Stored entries
☆ ☆ ☆ ☆ ☆

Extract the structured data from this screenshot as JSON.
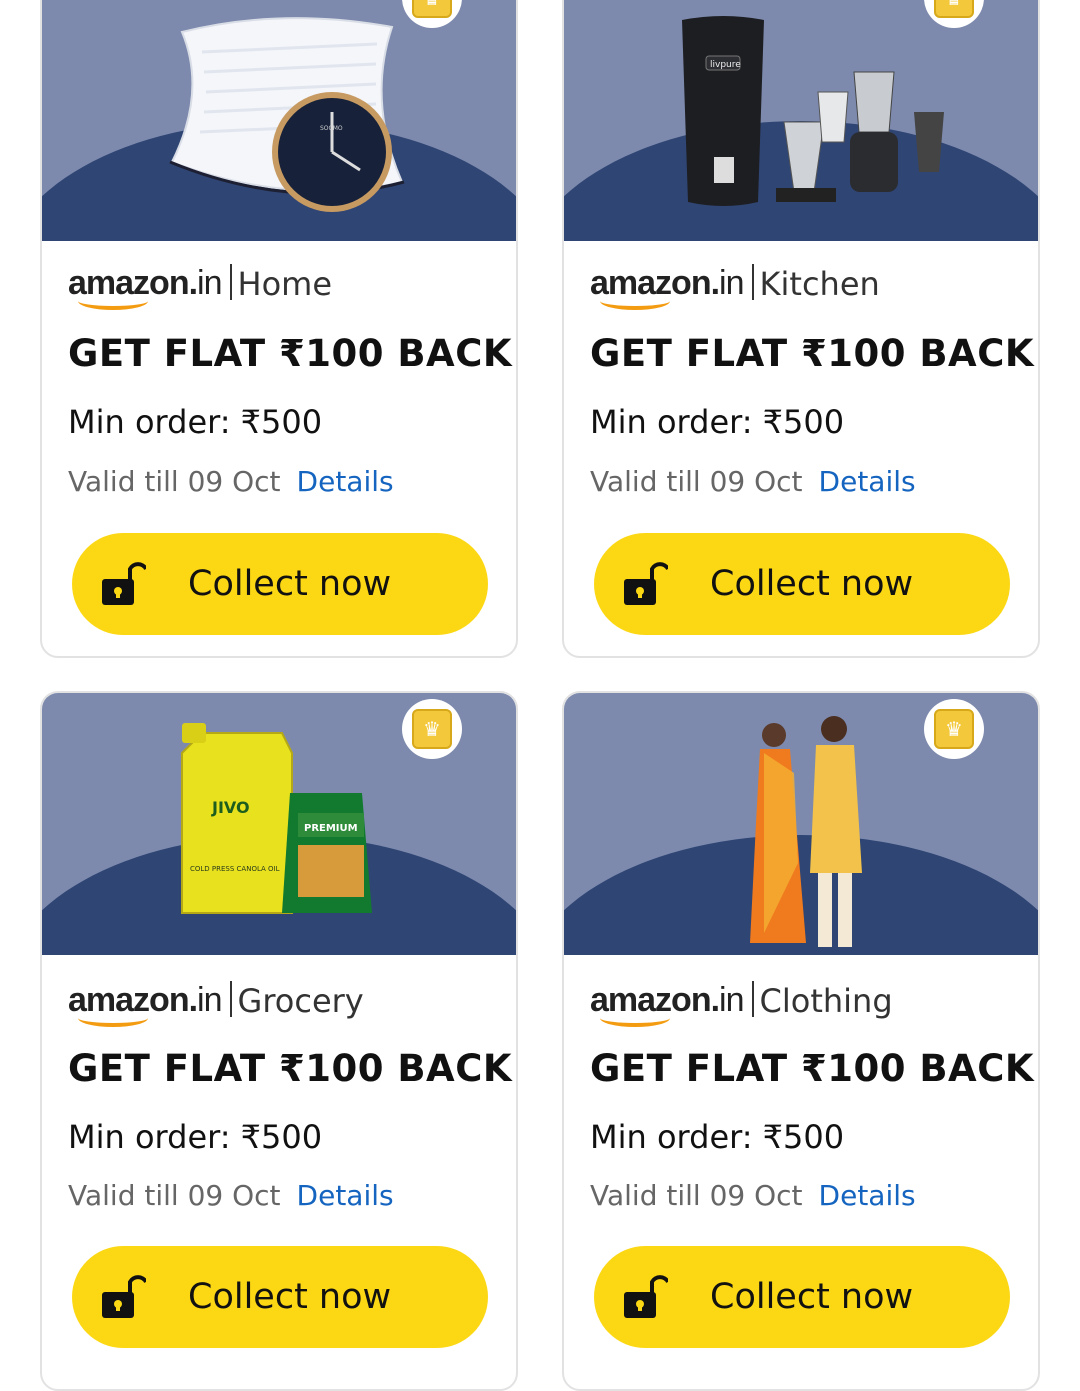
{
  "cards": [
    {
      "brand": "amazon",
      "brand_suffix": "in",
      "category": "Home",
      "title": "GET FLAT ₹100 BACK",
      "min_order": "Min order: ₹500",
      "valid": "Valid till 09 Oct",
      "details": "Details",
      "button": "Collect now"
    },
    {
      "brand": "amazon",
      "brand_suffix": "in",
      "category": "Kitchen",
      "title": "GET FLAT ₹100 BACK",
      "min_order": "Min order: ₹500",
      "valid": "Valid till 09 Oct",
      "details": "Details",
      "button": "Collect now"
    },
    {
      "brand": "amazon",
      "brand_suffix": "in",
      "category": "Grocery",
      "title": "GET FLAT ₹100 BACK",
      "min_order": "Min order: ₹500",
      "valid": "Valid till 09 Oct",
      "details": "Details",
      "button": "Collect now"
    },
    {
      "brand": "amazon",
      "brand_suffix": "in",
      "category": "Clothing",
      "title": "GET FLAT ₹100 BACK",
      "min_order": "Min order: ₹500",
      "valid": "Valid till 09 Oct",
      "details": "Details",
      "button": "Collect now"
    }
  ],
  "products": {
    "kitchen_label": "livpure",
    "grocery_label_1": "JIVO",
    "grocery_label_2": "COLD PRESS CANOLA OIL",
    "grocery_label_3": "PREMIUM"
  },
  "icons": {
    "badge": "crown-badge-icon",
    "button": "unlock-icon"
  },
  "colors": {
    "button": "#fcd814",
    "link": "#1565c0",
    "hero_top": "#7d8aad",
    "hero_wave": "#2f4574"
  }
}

☆ ☆ ☆ ☆ ☆

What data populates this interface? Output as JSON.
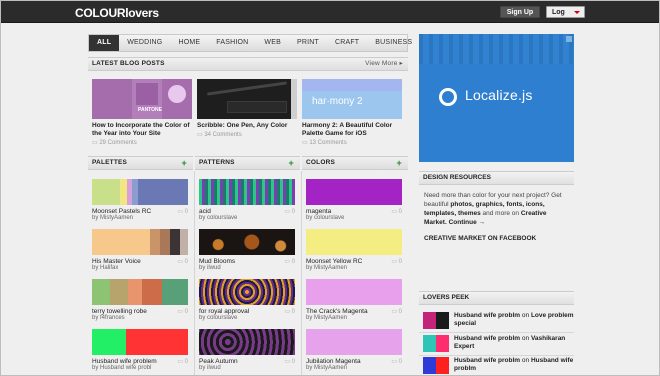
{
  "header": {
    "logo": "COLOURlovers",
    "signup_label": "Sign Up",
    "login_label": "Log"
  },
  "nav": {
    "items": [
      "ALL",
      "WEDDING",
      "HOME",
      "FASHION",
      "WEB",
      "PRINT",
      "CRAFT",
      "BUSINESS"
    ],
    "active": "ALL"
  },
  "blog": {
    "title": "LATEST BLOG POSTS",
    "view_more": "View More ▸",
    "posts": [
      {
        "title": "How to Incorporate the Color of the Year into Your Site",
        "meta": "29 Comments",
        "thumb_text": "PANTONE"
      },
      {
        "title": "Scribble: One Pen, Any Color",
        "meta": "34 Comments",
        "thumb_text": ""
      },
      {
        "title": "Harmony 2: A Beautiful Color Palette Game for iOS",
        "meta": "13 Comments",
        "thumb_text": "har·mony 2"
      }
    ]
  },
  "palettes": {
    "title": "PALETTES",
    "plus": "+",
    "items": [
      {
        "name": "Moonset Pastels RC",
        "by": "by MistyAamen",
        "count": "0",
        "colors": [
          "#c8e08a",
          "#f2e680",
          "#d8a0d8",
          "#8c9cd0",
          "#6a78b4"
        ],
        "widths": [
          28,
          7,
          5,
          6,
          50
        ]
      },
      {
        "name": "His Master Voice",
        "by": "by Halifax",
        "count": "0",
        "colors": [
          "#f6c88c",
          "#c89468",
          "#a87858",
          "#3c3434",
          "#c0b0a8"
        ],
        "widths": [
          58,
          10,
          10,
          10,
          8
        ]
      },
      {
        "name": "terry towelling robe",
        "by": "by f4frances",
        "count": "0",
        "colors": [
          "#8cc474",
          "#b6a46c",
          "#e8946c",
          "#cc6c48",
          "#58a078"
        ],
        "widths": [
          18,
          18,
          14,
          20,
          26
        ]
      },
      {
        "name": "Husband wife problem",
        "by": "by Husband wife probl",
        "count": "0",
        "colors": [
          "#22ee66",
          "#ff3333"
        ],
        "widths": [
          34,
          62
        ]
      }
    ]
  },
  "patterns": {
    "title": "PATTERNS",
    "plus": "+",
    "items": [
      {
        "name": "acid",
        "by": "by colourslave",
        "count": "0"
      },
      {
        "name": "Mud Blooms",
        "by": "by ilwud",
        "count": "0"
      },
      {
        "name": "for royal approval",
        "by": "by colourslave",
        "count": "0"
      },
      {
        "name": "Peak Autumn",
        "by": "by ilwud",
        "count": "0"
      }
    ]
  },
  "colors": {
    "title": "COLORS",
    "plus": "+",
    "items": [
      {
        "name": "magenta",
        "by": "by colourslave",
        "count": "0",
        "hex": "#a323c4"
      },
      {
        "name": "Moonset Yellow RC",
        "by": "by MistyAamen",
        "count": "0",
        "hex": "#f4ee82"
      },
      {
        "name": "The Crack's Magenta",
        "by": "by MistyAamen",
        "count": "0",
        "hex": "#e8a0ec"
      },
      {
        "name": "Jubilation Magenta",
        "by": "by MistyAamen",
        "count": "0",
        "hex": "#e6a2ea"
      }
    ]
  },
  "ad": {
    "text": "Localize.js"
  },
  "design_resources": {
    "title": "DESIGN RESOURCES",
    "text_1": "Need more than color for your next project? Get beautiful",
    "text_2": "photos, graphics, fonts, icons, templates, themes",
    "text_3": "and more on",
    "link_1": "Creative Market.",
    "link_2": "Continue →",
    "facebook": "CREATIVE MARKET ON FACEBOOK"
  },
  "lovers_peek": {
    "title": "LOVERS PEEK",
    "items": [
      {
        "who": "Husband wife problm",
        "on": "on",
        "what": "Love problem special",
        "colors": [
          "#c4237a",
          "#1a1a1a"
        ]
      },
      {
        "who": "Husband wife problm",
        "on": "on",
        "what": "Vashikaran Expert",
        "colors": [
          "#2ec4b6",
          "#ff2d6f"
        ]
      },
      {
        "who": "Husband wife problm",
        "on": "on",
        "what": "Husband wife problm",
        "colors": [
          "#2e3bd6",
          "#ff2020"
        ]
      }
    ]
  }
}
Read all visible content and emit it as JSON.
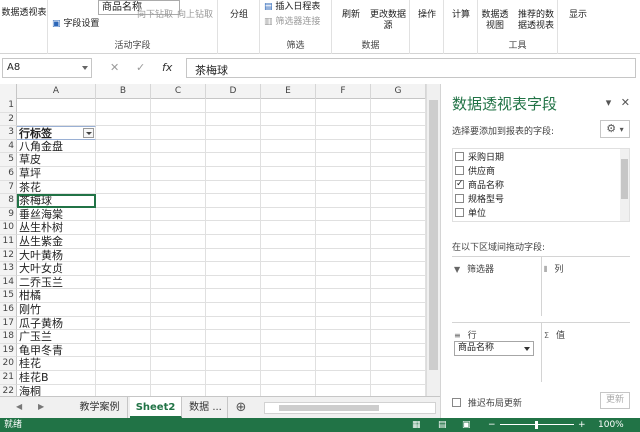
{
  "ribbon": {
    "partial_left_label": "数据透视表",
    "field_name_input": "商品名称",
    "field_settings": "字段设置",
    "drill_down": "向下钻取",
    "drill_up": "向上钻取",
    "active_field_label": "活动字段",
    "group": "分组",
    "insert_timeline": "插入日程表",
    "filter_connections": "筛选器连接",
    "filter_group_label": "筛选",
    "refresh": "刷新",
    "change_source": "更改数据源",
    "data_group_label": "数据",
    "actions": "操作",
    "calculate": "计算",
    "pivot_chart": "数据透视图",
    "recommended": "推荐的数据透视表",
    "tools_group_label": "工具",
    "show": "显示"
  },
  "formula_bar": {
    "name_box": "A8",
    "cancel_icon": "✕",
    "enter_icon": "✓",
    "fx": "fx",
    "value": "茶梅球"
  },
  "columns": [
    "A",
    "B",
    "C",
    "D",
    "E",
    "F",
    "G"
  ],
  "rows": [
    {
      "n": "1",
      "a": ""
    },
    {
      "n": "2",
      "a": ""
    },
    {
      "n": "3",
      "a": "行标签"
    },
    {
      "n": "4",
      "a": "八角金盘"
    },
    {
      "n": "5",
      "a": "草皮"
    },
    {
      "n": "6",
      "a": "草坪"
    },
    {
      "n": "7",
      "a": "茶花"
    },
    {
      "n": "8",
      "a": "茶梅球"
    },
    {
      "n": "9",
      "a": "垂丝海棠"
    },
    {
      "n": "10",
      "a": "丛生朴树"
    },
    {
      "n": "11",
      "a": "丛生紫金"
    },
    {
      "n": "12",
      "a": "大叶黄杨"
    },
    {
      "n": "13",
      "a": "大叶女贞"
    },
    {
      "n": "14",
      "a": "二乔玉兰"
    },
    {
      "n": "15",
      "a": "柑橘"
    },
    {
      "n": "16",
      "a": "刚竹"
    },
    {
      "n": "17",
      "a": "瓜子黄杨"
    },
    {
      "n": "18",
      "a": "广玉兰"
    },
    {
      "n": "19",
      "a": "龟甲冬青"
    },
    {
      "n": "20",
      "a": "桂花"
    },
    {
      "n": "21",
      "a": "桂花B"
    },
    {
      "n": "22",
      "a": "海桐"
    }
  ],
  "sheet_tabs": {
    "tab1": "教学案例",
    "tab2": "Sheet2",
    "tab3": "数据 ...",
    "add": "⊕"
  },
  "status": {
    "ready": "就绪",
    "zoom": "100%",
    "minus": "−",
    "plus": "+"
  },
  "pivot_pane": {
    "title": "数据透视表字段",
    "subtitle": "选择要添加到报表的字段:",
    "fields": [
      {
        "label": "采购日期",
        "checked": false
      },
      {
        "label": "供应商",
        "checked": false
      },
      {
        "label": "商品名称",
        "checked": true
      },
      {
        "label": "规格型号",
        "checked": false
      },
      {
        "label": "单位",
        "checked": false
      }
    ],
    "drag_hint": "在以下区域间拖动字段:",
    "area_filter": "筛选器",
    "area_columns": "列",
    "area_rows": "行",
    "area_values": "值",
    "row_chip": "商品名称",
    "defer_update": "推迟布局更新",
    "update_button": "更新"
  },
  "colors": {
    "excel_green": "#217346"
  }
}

☆ ☆ ☆ ☆ ☆

● **Your task**:
Only lines with "商品名称" are wanted here; list each of them.

● **Solved problem**:
    "field_name_input": "商品名称",
        "label": "商品名称",
    "row_chip": "商品名称",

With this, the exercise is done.